• What is being asked: Without the pictures, can you quote each line below exactly?

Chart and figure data
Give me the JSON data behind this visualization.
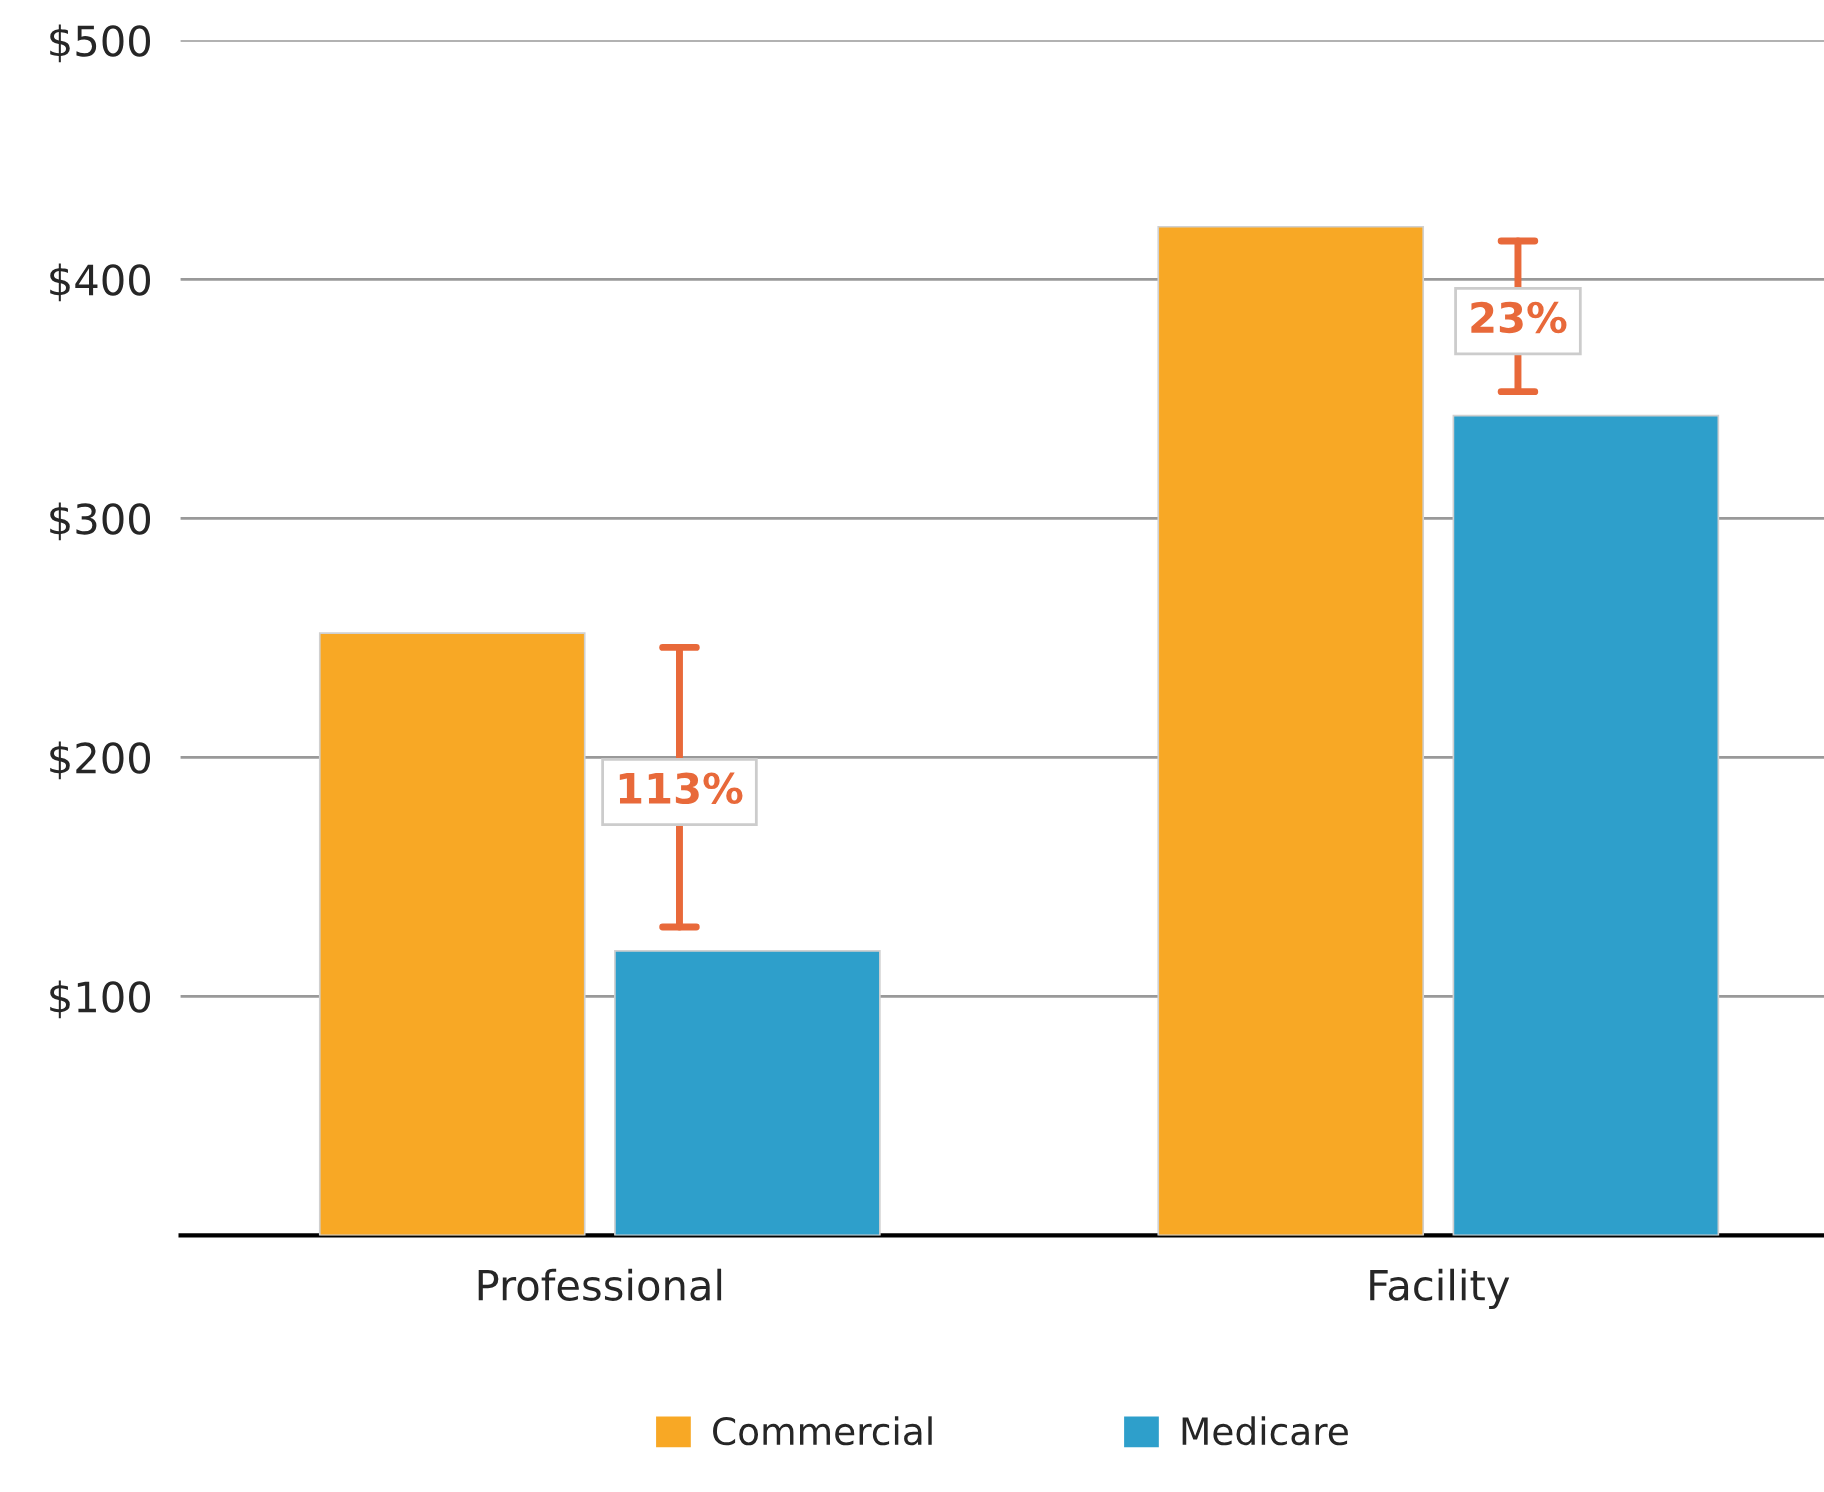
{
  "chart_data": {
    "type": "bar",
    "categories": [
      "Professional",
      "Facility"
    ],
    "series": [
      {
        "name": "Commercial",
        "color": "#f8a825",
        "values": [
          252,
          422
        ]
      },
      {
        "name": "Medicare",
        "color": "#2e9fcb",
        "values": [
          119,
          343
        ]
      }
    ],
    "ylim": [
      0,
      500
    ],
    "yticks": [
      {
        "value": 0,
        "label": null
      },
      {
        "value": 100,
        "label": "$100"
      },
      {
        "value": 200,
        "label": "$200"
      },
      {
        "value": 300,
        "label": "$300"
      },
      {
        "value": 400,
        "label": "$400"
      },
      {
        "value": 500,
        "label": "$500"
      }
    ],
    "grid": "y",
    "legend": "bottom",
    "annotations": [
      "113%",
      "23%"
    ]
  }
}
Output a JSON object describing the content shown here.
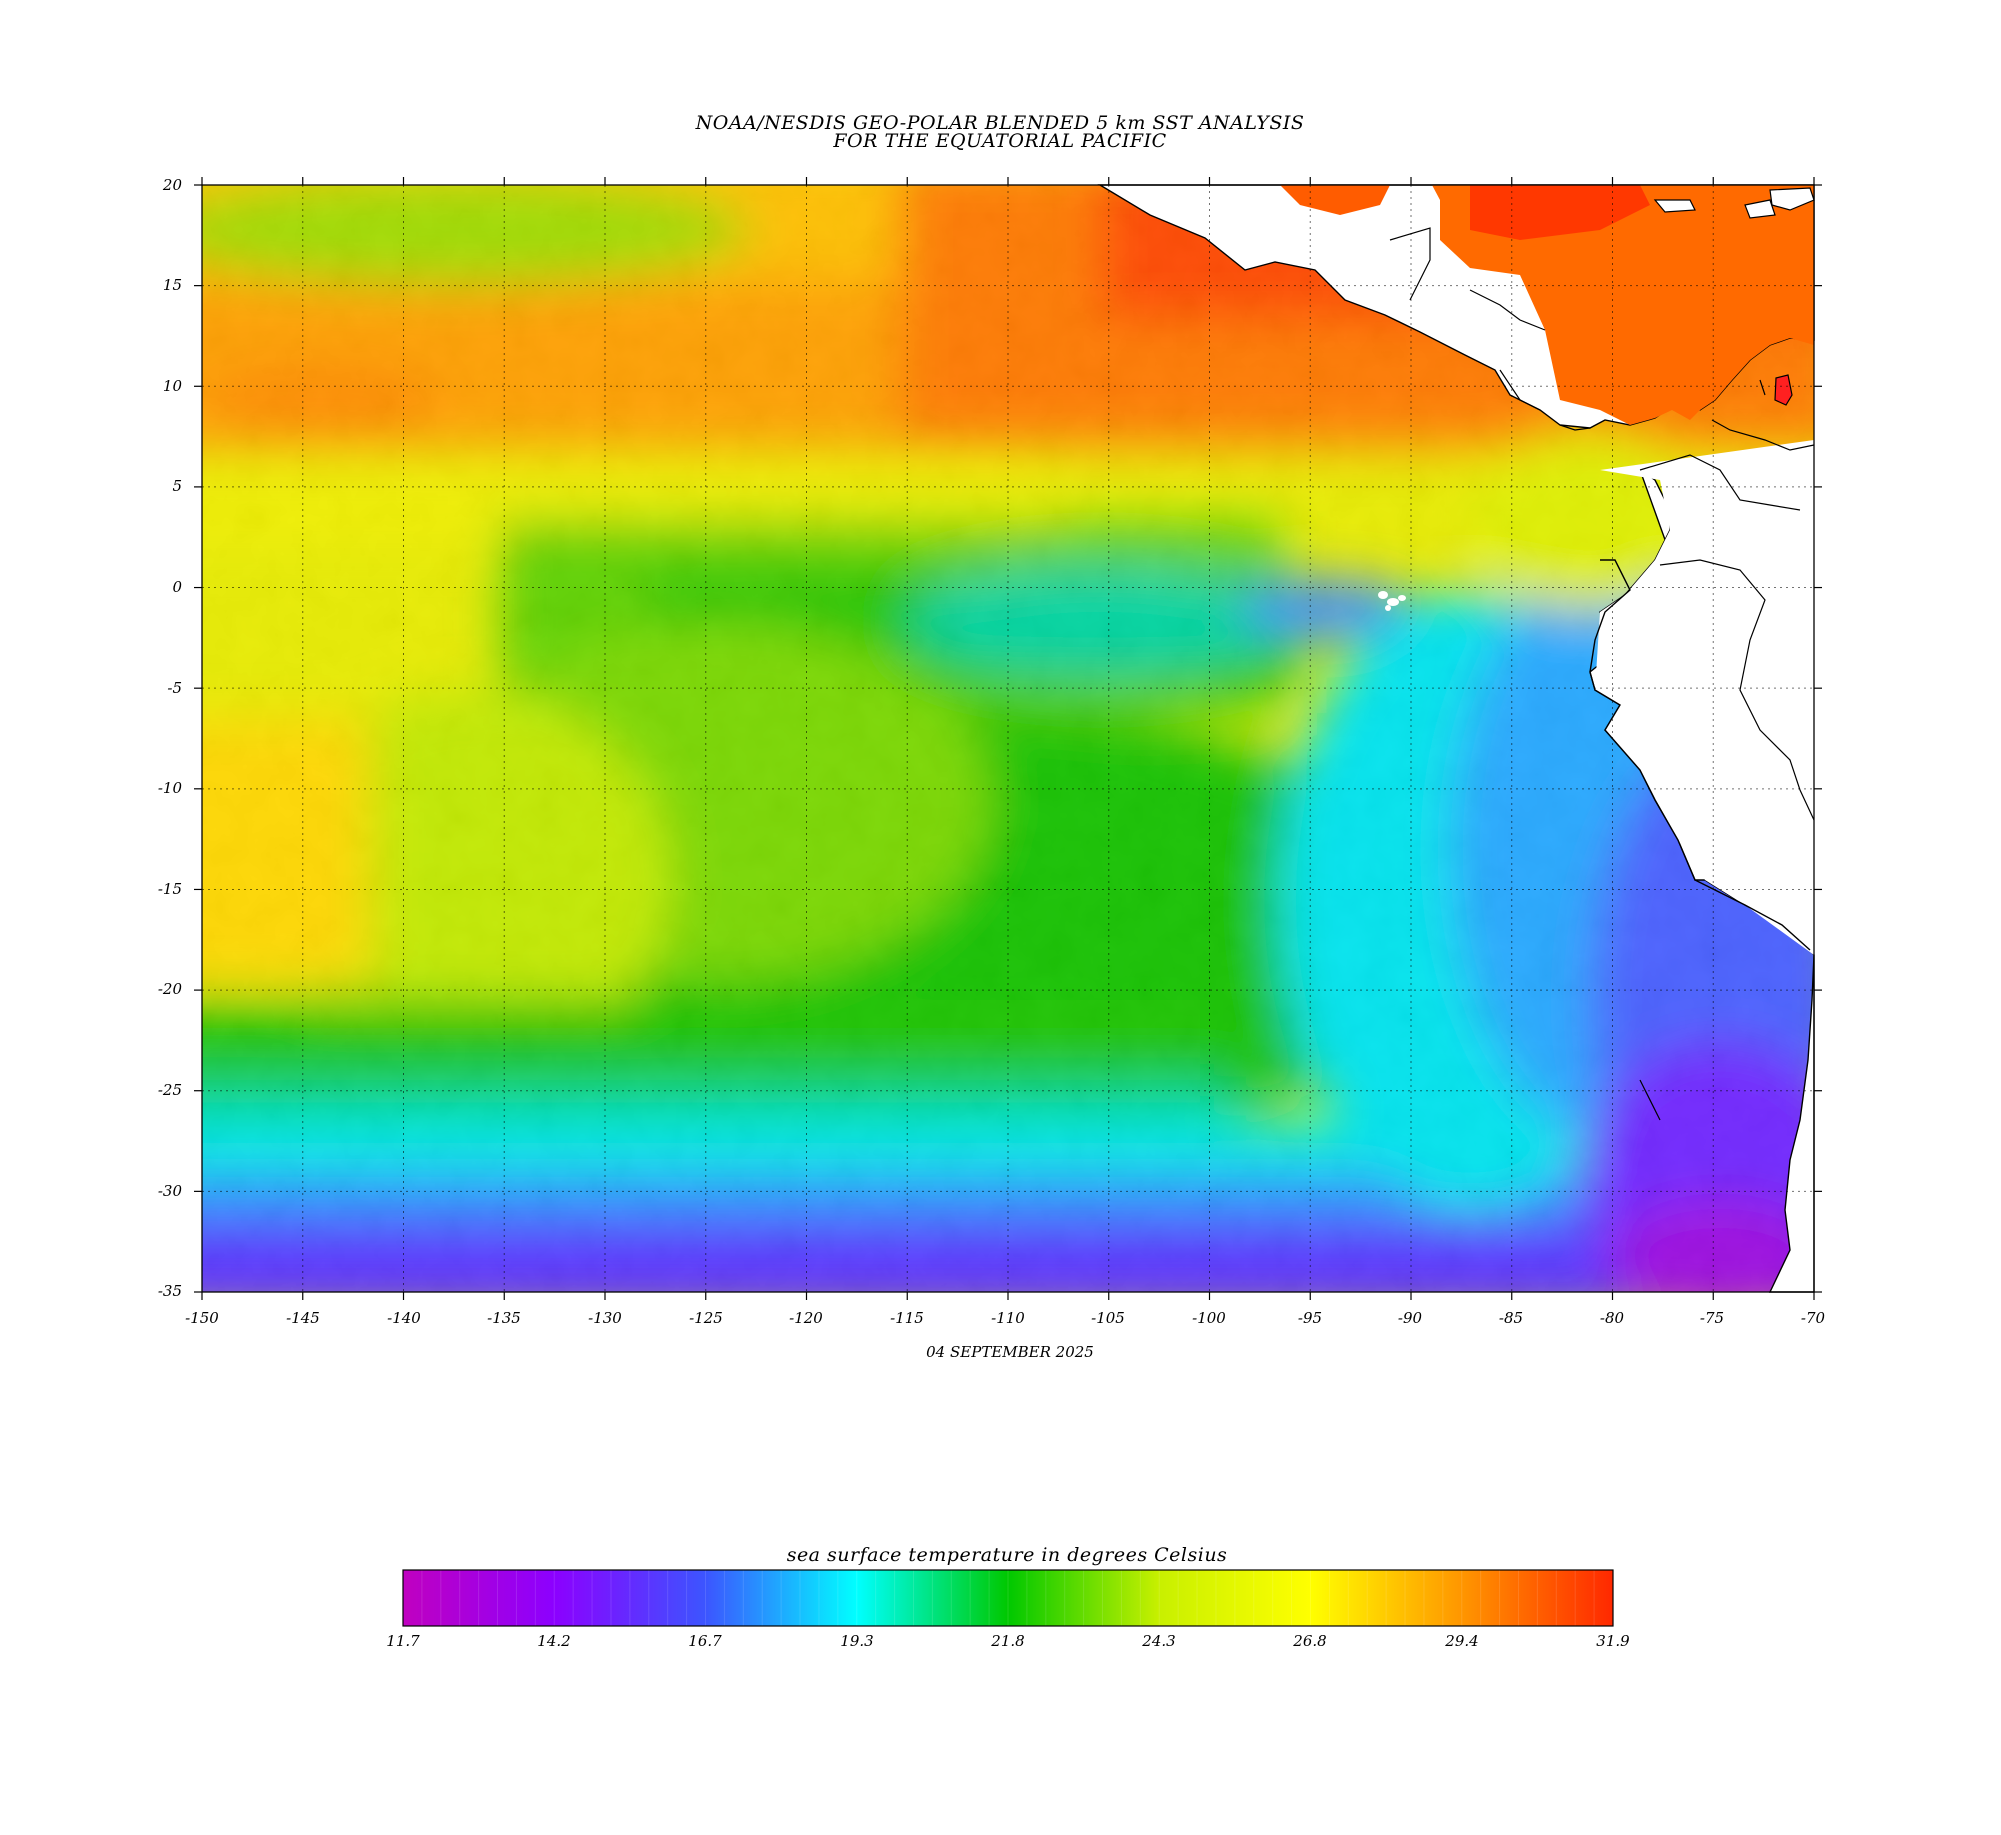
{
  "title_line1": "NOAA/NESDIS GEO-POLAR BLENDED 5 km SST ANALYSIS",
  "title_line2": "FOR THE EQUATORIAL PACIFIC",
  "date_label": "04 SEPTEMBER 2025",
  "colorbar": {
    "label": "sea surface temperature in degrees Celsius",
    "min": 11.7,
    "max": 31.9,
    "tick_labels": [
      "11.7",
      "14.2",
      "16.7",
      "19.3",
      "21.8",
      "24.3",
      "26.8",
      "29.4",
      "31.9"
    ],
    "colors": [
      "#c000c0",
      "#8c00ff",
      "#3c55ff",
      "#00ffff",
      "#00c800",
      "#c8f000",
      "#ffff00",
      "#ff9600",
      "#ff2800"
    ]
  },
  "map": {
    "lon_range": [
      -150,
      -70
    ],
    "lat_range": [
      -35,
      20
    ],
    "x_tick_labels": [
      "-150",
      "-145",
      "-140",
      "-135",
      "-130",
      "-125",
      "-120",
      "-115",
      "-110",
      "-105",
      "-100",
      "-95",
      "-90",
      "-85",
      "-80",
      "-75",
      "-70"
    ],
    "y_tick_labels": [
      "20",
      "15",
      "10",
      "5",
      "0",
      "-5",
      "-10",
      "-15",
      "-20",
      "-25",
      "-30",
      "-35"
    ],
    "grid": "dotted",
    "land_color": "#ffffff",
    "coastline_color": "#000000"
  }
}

• Expected output:
Give me the JSON data behind this visualization.
{
  "chart_data": {
    "type": "bar",
    "categories": [
      "Professional",
      "Facility"
    ],
    "series": [
      {
        "name": "Commercial",
        "color": "#f8a825",
        "values": [
          252,
          422
        ]
      },
      {
        "name": "Medicare",
        "color": "#2e9fcb",
        "values": [
          119,
          343
        ]
      }
    ],
    "ylim": [
      0,
      500
    ],
    "yticks": [
      {
        "value": 0,
        "label": null
      },
      {
        "value": 100,
        "label": "$100"
      },
      {
        "value": 200,
        "label": "$200"
      },
      {
        "value": 300,
        "label": "$300"
      },
      {
        "value": 400,
        "label": "$400"
      },
      {
        "value": 500,
        "label": "$500"
      }
    ],
    "grid": "y",
    "legend": "bottom",
    "annotations": [
      "113%",
      "23%"
    ]
  }
}
Output a JSON object describing the content shown here.
{
  "title_line1": "NOAA/NESDIS GEO-POLAR BLENDED 5 km SST ANALYSIS",
  "title_line2": "FOR THE EQUATORIAL PACIFIC",
  "date_label": "04 SEPTEMBER 2025",
  "colorbar": {
    "label": "sea surface temperature in degrees Celsius",
    "min": 11.7,
    "max": 31.9,
    "tick_labels": [
      "11.7",
      "14.2",
      "16.7",
      "19.3",
      "21.8",
      "24.3",
      "26.8",
      "29.4",
      "31.9"
    ],
    "colors": [
      "#c000c0",
      "#8c00ff",
      "#3c55ff",
      "#00ffff",
      "#00c800",
      "#c8f000",
      "#ffff00",
      "#ff9600",
      "#ff2800"
    ]
  },
  "map": {
    "lon_range": [
      -150,
      -70
    ],
    "lat_range": [
      -35,
      20
    ],
    "x_tick_labels": [
      "-150",
      "-145",
      "-140",
      "-135",
      "-130",
      "-125",
      "-120",
      "-115",
      "-110",
      "-105",
      "-100",
      "-95",
      "-90",
      "-85",
      "-80",
      "-75",
      "-70"
    ],
    "y_tick_labels": [
      "20",
      "15",
      "10",
      "5",
      "0",
      "-5",
      "-10",
      "-15",
      "-20",
      "-25",
      "-30",
      "-35"
    ],
    "grid": "dotted",
    "land_color": "#ffffff",
    "coastline_color": "#000000"
  }
}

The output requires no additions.